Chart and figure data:
########################################

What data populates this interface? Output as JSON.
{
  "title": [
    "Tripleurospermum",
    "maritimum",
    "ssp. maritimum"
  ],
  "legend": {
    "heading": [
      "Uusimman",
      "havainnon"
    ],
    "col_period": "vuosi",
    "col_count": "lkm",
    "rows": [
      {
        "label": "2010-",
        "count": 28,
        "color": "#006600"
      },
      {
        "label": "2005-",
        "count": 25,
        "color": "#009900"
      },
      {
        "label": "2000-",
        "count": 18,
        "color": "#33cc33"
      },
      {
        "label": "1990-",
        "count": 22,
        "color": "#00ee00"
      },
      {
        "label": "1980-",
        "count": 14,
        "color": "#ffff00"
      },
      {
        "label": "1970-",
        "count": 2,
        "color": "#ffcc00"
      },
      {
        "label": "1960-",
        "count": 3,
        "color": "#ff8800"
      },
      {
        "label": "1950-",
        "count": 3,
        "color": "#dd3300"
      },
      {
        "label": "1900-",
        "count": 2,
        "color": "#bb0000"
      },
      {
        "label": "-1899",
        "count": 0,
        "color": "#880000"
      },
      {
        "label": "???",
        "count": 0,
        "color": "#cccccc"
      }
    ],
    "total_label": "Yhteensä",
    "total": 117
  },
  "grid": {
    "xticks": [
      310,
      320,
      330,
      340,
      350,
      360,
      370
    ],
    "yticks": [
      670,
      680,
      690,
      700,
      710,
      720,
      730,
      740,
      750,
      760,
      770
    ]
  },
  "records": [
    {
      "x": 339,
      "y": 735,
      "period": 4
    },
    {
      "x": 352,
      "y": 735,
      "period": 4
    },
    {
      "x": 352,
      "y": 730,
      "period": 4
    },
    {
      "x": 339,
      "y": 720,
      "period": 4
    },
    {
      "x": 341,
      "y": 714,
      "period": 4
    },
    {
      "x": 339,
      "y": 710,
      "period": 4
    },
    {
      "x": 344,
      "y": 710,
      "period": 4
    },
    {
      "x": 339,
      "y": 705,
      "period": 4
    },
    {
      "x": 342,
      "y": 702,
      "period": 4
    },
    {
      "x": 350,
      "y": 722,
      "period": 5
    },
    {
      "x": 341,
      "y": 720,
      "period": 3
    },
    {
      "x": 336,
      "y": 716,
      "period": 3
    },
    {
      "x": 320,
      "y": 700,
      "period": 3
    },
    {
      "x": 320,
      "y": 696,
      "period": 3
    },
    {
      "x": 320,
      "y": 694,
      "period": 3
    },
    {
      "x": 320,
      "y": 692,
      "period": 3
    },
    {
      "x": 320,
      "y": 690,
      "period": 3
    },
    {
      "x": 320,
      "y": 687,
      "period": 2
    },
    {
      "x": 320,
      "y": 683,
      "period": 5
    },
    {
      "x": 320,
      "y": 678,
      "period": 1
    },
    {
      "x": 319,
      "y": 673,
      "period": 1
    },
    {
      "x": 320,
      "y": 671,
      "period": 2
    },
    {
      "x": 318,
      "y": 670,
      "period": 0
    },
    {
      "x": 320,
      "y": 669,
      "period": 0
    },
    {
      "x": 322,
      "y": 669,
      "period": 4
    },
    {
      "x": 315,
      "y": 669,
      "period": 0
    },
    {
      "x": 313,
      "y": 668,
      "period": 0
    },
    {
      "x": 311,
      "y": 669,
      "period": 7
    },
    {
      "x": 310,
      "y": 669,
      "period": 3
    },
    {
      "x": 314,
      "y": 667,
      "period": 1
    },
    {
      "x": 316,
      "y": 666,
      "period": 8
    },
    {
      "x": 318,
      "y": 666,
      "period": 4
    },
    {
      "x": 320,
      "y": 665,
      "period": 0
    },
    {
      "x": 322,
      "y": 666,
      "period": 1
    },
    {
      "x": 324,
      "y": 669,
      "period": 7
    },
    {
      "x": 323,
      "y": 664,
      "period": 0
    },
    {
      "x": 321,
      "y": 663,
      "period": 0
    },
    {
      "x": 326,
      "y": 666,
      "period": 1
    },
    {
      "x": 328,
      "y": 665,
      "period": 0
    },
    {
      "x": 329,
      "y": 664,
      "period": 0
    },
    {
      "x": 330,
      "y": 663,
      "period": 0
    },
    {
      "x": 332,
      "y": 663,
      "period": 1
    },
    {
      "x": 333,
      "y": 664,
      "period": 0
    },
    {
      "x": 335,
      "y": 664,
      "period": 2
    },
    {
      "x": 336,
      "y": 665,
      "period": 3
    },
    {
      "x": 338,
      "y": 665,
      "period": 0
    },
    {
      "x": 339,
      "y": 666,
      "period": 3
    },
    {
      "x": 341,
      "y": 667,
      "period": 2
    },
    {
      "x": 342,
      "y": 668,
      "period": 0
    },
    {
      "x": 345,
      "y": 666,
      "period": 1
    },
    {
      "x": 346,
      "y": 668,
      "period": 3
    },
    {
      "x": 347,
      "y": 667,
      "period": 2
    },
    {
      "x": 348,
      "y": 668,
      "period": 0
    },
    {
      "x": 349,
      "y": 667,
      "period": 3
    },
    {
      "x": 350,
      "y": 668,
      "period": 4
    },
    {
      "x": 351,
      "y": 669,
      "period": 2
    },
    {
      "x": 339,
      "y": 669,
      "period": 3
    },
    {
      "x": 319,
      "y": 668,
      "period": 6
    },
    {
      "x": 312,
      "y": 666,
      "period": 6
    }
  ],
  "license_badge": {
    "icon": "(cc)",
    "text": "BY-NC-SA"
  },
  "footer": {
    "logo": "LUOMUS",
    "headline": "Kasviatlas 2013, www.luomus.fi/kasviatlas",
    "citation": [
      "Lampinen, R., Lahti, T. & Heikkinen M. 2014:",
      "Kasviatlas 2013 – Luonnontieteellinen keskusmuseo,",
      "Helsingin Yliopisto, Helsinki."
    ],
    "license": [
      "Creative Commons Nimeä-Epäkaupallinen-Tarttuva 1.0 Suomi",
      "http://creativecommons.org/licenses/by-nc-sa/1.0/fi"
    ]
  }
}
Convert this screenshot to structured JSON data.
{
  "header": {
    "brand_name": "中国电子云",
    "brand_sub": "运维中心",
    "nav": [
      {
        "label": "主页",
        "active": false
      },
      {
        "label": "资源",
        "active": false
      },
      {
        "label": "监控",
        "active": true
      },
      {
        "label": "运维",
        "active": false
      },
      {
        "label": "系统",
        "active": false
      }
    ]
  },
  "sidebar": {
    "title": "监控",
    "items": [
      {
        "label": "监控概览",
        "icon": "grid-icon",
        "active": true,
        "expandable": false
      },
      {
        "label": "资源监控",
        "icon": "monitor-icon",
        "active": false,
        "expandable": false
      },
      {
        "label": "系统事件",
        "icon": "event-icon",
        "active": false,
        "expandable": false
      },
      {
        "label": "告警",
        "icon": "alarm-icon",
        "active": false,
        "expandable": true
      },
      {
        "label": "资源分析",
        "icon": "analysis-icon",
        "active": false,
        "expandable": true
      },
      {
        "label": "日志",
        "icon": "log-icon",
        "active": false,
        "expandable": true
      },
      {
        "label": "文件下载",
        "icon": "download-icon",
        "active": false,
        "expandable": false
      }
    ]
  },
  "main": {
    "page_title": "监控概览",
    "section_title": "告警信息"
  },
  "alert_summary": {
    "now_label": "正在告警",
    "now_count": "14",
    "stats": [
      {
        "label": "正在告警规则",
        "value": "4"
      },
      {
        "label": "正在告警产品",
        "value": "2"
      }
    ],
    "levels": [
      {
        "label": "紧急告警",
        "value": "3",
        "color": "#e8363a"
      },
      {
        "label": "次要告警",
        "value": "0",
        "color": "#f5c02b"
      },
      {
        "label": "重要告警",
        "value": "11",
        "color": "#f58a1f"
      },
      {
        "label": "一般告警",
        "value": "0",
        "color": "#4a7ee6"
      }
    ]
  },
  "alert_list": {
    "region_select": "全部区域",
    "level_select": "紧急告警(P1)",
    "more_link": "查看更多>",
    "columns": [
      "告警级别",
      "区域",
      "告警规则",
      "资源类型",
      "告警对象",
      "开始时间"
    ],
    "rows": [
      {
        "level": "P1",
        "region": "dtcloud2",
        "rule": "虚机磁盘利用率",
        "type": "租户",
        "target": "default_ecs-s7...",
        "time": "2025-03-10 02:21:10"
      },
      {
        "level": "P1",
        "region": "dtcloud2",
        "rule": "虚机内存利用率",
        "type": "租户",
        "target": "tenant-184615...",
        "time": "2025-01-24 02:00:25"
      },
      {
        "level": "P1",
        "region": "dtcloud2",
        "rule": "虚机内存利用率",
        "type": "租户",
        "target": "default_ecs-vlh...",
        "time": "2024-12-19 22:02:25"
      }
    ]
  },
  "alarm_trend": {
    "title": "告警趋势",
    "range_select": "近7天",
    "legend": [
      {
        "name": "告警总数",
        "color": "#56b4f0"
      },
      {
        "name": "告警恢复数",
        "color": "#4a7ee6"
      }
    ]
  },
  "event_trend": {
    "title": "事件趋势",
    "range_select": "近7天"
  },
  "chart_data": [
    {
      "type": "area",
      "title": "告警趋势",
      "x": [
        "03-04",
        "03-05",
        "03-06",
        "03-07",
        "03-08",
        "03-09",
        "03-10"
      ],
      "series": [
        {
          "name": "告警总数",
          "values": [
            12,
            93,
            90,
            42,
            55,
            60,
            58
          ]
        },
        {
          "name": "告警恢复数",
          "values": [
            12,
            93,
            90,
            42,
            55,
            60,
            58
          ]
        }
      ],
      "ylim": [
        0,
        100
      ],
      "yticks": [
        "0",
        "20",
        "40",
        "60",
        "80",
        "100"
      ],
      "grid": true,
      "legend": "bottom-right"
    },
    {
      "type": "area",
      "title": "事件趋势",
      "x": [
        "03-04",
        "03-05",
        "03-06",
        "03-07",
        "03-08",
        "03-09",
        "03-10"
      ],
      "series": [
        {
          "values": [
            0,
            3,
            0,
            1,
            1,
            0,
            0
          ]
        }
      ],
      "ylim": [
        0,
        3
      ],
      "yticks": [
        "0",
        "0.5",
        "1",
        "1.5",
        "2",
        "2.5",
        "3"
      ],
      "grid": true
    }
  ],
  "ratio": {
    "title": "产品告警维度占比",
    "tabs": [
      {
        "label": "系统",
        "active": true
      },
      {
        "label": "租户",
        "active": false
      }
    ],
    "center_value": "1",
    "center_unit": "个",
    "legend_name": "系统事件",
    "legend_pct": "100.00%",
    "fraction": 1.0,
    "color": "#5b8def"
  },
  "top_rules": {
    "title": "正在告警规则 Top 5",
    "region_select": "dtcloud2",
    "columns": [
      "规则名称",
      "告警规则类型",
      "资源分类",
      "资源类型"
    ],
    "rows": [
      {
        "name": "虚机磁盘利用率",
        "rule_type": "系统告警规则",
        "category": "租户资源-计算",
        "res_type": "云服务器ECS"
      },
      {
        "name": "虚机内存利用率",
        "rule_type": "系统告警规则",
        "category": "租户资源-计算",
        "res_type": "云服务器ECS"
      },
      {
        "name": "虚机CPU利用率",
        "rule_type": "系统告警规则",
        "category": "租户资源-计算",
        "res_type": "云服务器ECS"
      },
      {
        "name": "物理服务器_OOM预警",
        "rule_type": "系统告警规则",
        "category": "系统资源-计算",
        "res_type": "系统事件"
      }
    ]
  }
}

########################################

◆ TASK GOAL ◆
Give only the number of lines in the entries above that hold the string "Kasviatlas".

◆ SOLUTION TO THIS EXERCISE ◆
2